WORK INSTRUCTIONS: From the line with "Transcribe this image's" to the final line of the records, reproduce every line exactly and only those lines.

Stored entries
::::::
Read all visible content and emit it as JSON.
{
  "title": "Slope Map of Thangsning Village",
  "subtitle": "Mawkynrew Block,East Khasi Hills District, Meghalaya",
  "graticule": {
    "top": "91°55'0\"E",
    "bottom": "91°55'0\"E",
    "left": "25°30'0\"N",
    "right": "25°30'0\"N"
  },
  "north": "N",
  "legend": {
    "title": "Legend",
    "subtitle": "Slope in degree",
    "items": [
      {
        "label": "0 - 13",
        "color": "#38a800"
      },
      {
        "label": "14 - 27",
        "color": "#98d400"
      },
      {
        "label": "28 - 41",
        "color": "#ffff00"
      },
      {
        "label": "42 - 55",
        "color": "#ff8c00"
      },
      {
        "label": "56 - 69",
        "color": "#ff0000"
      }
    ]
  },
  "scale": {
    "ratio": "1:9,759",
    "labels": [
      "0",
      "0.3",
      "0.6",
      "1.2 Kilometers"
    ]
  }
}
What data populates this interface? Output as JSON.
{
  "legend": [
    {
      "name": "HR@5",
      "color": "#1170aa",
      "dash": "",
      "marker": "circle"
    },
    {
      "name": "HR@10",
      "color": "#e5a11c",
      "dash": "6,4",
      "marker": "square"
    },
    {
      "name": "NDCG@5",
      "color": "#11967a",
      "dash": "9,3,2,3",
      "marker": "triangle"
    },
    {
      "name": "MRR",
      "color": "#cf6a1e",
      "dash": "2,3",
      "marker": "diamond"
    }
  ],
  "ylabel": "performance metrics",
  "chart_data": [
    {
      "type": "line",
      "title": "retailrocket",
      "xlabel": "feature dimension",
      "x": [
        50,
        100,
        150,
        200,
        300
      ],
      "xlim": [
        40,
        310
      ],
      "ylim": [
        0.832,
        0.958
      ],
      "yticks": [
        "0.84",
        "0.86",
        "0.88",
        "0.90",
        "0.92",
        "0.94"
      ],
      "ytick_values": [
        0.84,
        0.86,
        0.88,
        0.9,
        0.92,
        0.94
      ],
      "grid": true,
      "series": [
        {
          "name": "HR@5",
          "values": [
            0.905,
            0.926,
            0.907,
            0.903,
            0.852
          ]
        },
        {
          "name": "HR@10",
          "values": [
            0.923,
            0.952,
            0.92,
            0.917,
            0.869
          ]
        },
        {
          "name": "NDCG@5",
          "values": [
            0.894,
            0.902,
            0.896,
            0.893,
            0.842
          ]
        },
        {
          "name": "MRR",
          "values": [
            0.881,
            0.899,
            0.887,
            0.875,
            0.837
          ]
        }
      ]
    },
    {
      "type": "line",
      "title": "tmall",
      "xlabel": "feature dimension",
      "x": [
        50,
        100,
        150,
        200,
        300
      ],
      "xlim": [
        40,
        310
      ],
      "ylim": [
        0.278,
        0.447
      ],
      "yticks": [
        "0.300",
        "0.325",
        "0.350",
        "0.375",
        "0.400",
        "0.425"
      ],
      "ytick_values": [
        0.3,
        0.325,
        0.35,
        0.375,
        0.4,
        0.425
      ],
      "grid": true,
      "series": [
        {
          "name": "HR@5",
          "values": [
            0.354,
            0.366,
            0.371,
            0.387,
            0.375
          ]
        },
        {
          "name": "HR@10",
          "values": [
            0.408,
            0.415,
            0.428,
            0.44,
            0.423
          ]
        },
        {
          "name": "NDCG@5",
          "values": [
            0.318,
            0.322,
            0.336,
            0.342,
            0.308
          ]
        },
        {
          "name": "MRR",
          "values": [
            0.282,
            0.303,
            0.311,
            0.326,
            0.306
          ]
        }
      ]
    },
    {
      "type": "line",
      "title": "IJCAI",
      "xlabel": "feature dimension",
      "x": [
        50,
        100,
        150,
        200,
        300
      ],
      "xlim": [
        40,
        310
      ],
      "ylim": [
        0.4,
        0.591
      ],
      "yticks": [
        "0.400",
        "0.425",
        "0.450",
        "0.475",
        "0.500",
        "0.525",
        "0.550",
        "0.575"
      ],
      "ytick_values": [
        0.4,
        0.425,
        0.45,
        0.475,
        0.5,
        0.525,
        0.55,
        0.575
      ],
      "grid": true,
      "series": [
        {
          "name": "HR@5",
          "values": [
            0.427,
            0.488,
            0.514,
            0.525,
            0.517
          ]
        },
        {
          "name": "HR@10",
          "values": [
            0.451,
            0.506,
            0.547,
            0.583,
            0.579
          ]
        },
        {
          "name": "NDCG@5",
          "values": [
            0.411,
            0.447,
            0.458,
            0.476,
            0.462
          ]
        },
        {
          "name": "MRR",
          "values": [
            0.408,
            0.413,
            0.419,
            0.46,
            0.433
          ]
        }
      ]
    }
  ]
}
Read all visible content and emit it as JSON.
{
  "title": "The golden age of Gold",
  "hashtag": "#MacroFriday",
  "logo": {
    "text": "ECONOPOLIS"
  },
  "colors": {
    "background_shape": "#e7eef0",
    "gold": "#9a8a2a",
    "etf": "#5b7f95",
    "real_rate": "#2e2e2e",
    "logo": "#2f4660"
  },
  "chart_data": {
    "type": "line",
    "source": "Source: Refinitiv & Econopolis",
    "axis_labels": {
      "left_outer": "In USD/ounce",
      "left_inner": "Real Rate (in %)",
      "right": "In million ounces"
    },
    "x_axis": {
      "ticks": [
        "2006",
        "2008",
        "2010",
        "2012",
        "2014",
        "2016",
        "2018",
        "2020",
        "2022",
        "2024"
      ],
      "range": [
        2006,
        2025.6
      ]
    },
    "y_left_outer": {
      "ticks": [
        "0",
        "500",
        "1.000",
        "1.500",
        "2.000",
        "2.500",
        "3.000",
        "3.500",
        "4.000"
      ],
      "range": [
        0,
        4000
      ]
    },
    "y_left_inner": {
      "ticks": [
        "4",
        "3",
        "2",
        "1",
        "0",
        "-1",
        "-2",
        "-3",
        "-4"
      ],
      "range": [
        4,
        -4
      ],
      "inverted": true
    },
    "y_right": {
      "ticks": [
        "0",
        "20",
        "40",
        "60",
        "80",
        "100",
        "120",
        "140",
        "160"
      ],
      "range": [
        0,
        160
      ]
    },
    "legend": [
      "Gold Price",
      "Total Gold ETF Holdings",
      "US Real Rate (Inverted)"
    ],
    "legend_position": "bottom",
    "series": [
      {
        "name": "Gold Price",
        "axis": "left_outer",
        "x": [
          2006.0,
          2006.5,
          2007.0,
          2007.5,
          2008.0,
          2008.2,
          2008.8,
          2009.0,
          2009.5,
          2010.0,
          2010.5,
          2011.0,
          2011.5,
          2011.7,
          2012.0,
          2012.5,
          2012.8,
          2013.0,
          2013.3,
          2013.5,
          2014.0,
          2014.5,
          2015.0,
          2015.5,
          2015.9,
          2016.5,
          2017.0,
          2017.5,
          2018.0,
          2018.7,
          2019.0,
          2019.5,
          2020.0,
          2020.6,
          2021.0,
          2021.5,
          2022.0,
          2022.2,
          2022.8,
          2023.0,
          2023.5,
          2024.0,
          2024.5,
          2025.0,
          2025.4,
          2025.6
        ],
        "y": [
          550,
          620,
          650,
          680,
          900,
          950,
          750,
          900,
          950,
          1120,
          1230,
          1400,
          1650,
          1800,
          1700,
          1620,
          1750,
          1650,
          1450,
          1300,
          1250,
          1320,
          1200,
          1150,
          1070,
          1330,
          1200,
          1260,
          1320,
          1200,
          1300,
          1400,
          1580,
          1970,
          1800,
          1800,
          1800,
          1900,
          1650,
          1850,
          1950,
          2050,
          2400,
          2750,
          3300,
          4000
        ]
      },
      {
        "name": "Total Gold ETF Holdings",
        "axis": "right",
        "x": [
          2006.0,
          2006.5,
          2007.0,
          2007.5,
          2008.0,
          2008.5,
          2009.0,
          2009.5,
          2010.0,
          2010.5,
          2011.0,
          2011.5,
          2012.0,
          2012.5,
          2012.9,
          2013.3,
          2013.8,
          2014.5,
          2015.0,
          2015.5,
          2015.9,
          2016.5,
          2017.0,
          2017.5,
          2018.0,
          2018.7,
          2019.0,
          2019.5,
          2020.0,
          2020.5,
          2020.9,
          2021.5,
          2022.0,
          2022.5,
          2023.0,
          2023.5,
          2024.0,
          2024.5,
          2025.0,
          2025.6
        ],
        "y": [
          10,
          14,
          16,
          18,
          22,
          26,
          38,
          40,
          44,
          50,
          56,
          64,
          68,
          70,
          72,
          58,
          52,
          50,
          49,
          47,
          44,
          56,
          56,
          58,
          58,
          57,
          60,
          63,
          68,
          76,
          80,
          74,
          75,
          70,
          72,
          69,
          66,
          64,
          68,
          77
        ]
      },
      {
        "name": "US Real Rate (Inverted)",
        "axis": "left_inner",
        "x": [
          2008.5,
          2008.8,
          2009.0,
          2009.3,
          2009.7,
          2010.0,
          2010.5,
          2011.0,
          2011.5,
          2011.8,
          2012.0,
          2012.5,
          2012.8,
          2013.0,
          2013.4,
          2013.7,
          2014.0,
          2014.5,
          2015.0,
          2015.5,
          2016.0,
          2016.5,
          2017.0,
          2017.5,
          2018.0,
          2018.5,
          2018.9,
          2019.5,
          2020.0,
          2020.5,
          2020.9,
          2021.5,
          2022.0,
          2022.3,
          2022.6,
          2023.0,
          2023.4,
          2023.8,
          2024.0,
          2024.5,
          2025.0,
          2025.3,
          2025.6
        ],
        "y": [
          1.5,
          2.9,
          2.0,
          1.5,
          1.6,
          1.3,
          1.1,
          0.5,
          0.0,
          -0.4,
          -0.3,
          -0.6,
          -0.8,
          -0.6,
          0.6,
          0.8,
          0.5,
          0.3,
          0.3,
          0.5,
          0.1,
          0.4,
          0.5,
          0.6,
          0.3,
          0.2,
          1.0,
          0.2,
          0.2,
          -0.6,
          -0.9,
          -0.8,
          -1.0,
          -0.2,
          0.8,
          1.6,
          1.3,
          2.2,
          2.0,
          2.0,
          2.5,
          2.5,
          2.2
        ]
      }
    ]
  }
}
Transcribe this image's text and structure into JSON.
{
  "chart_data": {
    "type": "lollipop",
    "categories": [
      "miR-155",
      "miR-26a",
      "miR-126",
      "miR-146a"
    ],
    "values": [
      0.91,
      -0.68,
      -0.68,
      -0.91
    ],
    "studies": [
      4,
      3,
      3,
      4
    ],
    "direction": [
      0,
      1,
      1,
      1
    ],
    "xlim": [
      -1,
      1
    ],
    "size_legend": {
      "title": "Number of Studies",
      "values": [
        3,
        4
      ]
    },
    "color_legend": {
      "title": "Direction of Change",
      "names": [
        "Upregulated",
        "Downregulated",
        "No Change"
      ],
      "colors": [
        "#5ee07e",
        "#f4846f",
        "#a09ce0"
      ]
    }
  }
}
::::::
RESULT:
Transcribe this image's text and structure into JSON.
{
  "chart_data": {
    "type": "lollipop",
    "categories": [
      "miR-155",
      "miR-26a",
      "miR-126",
      "miR-146a"
    ],
    "values": [
      0.91,
      -0.68,
      -0.68,
      -0.91
    ],
    "studies": [
      4,
      3,
      3,
      4
    ],
    "direction": [
      0,
      1,
      1,
      1
    ],
    "xlim": [
      -1,
      1
    ],
    "size_legend": {
      "title": "Number of Studies",
      "values": [
        3,
        4
      ]
    },
    "color_legend": {
      "title": "Direction of Change",
      "names": [
        "Upregulated",
        "Downregulated",
        "No Change"
      ],
      "colors": [
        "#5ee07e",
        "#f4846f",
        "#a09ce0"
      ]
    }
  }
}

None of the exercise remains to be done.